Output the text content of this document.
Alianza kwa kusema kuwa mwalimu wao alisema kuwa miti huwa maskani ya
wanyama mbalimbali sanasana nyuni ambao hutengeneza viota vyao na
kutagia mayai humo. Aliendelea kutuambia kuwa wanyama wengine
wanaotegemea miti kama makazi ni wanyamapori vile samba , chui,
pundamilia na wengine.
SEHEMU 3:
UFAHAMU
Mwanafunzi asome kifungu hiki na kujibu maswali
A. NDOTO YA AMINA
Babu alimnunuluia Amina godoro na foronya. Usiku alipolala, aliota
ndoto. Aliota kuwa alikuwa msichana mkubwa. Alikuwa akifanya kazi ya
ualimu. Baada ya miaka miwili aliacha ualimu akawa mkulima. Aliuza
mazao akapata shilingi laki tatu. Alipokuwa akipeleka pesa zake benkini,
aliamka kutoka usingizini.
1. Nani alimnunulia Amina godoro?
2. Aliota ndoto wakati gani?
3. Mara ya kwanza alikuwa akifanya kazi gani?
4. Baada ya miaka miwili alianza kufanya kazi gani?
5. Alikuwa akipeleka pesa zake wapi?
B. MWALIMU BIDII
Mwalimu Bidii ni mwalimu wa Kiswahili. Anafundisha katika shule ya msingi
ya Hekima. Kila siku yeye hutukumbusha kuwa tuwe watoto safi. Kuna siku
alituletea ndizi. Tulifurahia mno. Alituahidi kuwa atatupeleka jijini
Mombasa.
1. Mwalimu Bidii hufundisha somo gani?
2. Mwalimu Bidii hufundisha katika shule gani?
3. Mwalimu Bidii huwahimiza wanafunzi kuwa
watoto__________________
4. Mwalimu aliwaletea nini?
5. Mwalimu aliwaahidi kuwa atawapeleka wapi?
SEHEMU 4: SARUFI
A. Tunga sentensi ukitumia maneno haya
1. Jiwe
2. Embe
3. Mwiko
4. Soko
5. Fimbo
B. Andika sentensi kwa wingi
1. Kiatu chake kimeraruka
====
## EXERCISE AIM
From the listing above, copy all lines holding the word "wengine".

## WORKED ANSWER
kutagia mayai humo. Aliendelea kutuambia kuwa wanyama wengine
pundamilia na wengine.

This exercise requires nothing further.